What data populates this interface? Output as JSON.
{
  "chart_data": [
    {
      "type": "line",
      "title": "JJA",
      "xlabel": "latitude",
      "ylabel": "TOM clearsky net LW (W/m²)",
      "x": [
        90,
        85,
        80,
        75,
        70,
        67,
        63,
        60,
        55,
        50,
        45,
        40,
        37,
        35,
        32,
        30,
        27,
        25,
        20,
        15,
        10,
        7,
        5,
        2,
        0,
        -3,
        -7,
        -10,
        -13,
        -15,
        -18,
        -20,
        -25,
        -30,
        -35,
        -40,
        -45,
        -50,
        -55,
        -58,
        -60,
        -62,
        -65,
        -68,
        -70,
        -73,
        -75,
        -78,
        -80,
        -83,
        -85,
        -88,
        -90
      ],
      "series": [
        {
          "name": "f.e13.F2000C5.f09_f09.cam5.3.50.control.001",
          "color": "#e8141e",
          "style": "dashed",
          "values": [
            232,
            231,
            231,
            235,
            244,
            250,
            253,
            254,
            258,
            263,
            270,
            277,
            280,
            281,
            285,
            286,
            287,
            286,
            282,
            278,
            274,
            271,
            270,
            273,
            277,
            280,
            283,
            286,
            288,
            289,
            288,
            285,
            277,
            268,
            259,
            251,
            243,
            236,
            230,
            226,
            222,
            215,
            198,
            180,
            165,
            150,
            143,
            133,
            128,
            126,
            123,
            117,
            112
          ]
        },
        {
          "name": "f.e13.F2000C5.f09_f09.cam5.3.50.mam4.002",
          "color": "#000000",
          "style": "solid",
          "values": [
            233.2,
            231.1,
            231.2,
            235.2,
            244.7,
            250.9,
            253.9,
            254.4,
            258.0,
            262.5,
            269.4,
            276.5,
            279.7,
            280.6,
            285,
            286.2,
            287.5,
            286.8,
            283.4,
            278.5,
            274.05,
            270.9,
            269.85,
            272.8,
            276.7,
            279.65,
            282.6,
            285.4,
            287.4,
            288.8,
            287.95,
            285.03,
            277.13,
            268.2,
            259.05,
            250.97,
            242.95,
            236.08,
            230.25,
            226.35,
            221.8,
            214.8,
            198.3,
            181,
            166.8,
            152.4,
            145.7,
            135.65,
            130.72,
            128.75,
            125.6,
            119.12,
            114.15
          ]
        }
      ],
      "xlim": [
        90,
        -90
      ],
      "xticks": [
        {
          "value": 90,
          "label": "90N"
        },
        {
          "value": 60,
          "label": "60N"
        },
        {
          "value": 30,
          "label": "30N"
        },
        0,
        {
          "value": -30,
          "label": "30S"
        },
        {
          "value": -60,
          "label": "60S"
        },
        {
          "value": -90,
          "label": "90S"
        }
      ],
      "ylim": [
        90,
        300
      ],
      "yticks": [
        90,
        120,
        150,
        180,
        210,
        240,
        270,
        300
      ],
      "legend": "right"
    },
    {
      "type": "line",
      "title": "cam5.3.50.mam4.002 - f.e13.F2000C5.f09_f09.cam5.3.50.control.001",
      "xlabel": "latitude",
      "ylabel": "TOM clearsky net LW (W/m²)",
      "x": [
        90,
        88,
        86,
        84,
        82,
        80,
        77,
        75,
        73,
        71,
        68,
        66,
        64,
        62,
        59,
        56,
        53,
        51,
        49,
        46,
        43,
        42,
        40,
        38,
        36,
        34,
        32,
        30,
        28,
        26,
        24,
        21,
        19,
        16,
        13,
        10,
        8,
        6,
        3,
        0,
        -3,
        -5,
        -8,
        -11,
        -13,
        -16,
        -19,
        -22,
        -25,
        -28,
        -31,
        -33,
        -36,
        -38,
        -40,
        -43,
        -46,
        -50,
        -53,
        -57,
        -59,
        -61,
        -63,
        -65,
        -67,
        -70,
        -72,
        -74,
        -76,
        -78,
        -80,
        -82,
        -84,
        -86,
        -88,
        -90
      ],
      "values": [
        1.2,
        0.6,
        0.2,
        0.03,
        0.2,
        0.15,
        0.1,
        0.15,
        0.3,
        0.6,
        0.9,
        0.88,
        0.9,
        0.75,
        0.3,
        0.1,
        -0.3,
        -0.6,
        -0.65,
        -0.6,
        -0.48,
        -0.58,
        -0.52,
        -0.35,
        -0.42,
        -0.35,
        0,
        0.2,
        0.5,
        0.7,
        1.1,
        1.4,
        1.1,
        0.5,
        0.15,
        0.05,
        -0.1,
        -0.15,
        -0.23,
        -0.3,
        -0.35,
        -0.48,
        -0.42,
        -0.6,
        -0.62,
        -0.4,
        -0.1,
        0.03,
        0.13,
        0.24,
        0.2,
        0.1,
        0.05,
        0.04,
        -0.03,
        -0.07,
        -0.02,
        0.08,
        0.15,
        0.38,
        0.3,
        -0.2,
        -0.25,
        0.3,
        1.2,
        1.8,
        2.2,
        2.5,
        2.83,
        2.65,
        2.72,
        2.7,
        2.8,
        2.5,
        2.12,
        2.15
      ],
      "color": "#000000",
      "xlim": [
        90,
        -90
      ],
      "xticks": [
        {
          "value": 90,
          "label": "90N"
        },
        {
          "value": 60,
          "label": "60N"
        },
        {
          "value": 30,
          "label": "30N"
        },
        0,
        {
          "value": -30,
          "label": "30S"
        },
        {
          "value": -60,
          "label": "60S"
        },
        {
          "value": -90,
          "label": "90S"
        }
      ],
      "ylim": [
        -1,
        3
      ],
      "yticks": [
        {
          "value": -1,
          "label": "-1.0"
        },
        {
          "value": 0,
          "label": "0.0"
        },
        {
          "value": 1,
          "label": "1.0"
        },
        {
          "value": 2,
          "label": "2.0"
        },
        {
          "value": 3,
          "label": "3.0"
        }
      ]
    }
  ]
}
-*-*-
Reproduce the material above without altering a single character.

What data populates this interface? Output as JSON.
{
  "chart_data": [
    {
      "type": "line",
      "title": "JJA",
      "xlabel": "latitude",
      "ylabel": "TOM clearsky net LW (W/m²)",
      "x": [
        90,
        85,
        80,
        75,
        70,
        67,
        63,
        60,
        55,
        50,
        45,
        40,
        37,
        35,
        32,
        30,
        27,
        25,
        20,
        15,
        10,
        7,
        5,
        2,
        0,
        -3,
        -7,
        -10,
        -13,
        -15,
        -18,
        -20,
        -25,
        -30,
        -35,
        -40,
        -45,
        -50,
        -55,
        -58,
        -60,
        -62,
        -65,
        -68,
        -70,
        -73,
        -75,
        -78,
        -80,
        -83,
        -85,
        -88,
        -90
      ],
      "series": [
        {
          "name": "f.e13.F2000C5.f09_f09.cam5.3.50.control.001",
          "color": "#e8141e",
          "style": "dashed",
          "values": [
            232,
            231,
            231,
            235,
            244,
            250,
            253,
            254,
            258,
            263,
            270,
            277,
            280,
            281,
            285,
            286,
            287,
            286,
            282,
            278,
            274,
            271,
            270,
            273,
            277,
            280,
            283,
            286,
            288,
            289,
            288,
            285,
            277,
            268,
            259,
            251,
            243,
            236,
            230,
            226,
            222,
            215,
            198,
            180,
            165,
            150,
            143,
            133,
            128,
            126,
            123,
            117,
            112
          ]
        },
        {
          "name": "f.e13.F2000C5.f09_f09.cam5.3.50.mam4.002",
          "color": "#000000",
          "style": "solid",
          "values": [
            233.2,
            231.1,
            231.2,
            235.2,
            244.7,
            250.9,
            253.9,
            254.4,
            258.0,
            262.5,
            269.4,
            276.5,
            279.7,
            280.6,
            285,
            286.2,
            287.5,
            286.8,
            283.4,
            278.5,
            274.05,
            270.9,
            269.85,
            272.8,
            276.7,
            279.65,
            282.6,
            285.4,
            287.4,
            288.8,
            287.95,
            285.03,
            277.13,
            268.2,
            259.05,
            250.97,
            242.95,
            236.08,
            230.25,
            226.35,
            221.8,
            214.8,
            198.3,
            181,
            166.8,
            152.4,
            145.7,
            135.65,
            130.72,
            128.75,
            125.6,
            119.12,
            114.15
          ]
        }
      ],
      "xlim": [
        90,
        -90
      ],
      "xticks": [
        {
          "value": 90,
          "label": "90N"
        },
        {
          "value": 60,
          "label": "60N"
        },
        {
          "value": 30,
          "label": "30N"
        },
        0,
        {
          "value": -30,
          "label": "30S"
        },
        {
          "value": -60,
          "label": "60S"
        },
        {
          "value": -90,
          "label": "90S"
        }
      ],
      "ylim": [
        90,
        300
      ],
      "yticks": [
        90,
        120,
        150,
        180,
        210,
        240,
        270,
        300
      ],
      "legend": "right"
    },
    {
      "type": "line",
      "title": "cam5.3.50.mam4.002 - f.e13.F2000C5.f09_f09.cam5.3.50.control.001",
      "xlabel": "latitude",
      "ylabel": "TOM clearsky net LW (W/m²)",
      "x": [
        90,
        88,
        86,
        84,
        82,
        80,
        77,
        75,
        73,
        71,
        68,
        66,
        64,
        62,
        59,
        56,
        53,
        51,
        49,
        46,
        43,
        42,
        40,
        38,
        36,
        34,
        32,
        30,
        28,
        26,
        24,
        21,
        19,
        16,
        13,
        10,
        8,
        6,
        3,
        0,
        -3,
        -5,
        -8,
        -11,
        -13,
        -16,
        -19,
        -22,
        -25,
        -28,
        -31,
        -33,
        -36,
        -38,
        -40,
        -43,
        -46,
        -50,
        -53,
        -57,
        -59,
        -61,
        -63,
        -65,
        -67,
        -70,
        -72,
        -74,
        -76,
        -78,
        -80,
        -82,
        -84,
        -86,
        -88,
        -90
      ],
      "values": [
        1.2,
        0.6,
        0.2,
        0.03,
        0.2,
        0.15,
        0.1,
        0.15,
        0.3,
        0.6,
        0.9,
        0.88,
        0.9,
        0.75,
        0.3,
        0.1,
        -0.3,
        -0.6,
        -0.65,
        -0.6,
        -0.48,
        -0.58,
        -0.52,
        -0.35,
        -0.42,
        -0.35,
        0,
        0.2,
        0.5,
        0.7,
        1.1,
        1.4,
        1.1,
        0.5,
        0.15,
        0.05,
        -0.1,
        -0.15,
        -0.23,
        -0.3,
        -0.35,
        -0.48,
        -0.42,
        -0.6,
        -0.62,
        -0.4,
        -0.1,
        0.03,
        0.13,
        0.24,
        0.2,
        0.1,
        0.05,
        0.04,
        -0.03,
        -0.07,
        -0.02,
        0.08,
        0.15,
        0.38,
        0.3,
        -0.2,
        -0.25,
        0.3,
        1.2,
        1.8,
        2.2,
        2.5,
        2.83,
        2.65,
        2.72,
        2.7,
        2.8,
        2.5,
        2.12,
        2.15
      ],
      "color": "#000000",
      "xlim": [
        90,
        -90
      ],
      "xticks": [
        {
          "value": 90,
          "label": "90N"
        },
        {
          "value": 60,
          "label": "60N"
        },
        {
          "value": 30,
          "label": "30N"
        },
        0,
        {
          "value": -30,
          "label": "30S"
        },
        {
          "value": -60,
          "label": "60S"
        },
        {
          "value": -90,
          "label": "90S"
        }
      ],
      "ylim": [
        -1,
        3
      ],
      "yticks": [
        {
          "value": -1,
          "label": "-1.0"
        },
        {
          "value": 0,
          "label": "0.0"
        },
        {
          "value": 1,
          "label": "1.0"
        },
        {
          "value": 2,
          "label": "2.0"
        },
        {
          "value": 3,
          "label": "3.0"
        }
      ]
    }
  ]
}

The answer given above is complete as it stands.